Collection entries:
★ ★ ★ ★
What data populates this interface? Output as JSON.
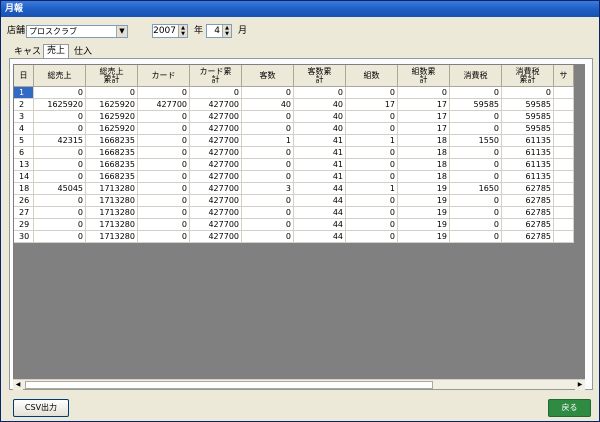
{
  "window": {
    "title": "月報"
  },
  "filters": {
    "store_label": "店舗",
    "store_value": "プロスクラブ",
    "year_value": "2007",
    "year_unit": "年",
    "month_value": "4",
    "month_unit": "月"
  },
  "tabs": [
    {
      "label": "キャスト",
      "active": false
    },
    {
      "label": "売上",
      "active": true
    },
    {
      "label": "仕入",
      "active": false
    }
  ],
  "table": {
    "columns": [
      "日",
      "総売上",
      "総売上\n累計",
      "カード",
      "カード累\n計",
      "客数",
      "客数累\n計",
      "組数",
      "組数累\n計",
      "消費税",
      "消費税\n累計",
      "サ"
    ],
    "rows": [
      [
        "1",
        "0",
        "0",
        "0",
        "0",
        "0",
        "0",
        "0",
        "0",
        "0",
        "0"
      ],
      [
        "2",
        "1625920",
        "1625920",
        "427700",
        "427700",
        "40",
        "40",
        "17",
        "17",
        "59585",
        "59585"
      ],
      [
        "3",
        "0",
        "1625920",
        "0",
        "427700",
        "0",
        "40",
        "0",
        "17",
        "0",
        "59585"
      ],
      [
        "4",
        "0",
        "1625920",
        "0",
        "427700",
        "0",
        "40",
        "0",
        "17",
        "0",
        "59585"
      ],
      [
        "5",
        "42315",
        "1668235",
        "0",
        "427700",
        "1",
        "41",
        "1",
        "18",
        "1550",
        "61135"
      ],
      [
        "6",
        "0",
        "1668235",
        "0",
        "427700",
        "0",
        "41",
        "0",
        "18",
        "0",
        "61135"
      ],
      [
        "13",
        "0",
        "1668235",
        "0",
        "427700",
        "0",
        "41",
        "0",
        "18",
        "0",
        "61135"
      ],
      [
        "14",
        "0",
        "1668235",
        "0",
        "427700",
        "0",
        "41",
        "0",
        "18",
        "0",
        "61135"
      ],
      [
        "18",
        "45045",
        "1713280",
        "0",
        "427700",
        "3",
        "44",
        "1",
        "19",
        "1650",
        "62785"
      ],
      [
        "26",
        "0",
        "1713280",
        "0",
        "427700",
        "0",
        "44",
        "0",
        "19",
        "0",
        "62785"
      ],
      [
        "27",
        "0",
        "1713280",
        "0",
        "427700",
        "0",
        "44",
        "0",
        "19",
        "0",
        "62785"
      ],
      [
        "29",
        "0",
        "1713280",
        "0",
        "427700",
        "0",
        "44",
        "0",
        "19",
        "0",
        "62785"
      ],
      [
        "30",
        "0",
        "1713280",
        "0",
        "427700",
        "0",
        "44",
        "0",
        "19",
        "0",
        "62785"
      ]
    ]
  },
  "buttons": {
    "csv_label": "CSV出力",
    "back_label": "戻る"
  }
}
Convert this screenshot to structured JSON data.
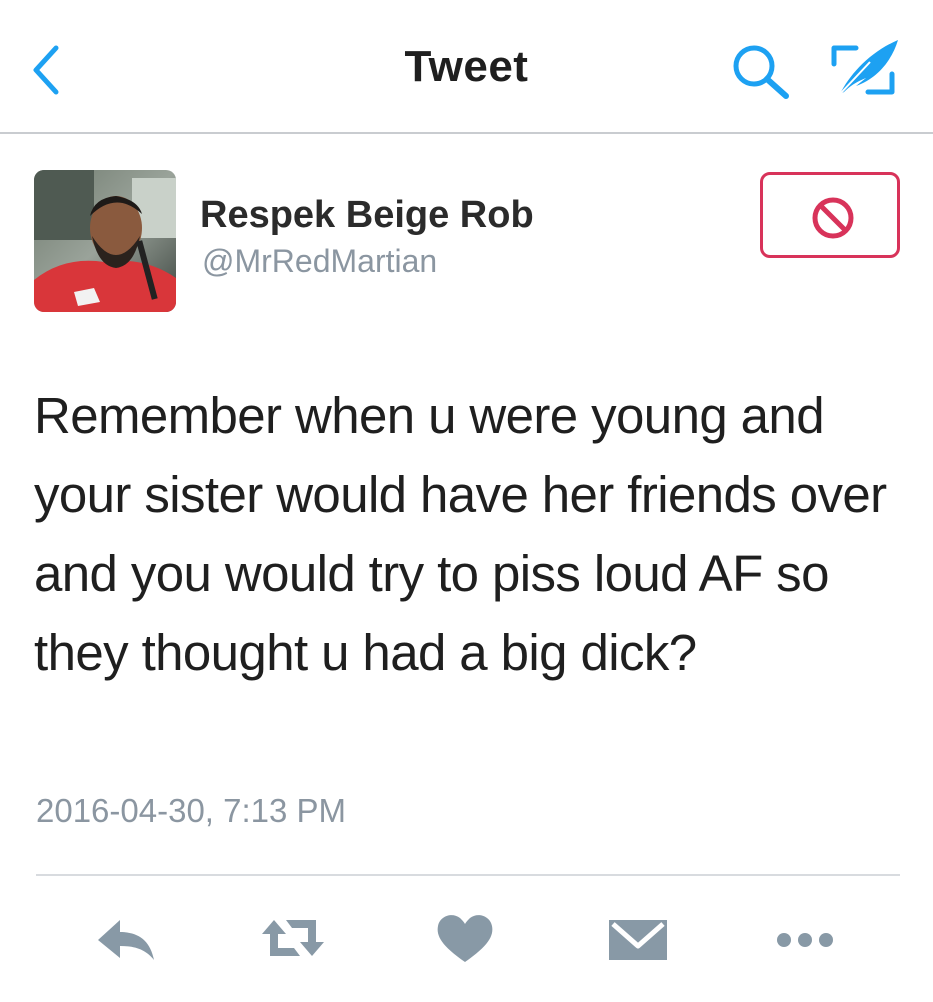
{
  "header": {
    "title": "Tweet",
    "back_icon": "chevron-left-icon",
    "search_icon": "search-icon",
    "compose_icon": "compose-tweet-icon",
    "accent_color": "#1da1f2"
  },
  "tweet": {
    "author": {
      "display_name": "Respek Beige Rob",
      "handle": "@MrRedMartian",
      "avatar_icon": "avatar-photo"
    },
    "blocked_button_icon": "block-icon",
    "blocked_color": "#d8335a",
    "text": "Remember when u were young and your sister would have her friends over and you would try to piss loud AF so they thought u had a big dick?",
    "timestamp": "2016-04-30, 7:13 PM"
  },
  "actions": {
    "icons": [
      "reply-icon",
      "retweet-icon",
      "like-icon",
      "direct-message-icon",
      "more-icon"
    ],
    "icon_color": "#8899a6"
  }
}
★ ★ ★ ★
[GIVEN TASK] Which lines hold the word "data"? Copy all of them.

[ANSWER FOR THIS EXERCISE]
What data populates this interface? Output as JSON.
Convert this screenshot to structured JSON data.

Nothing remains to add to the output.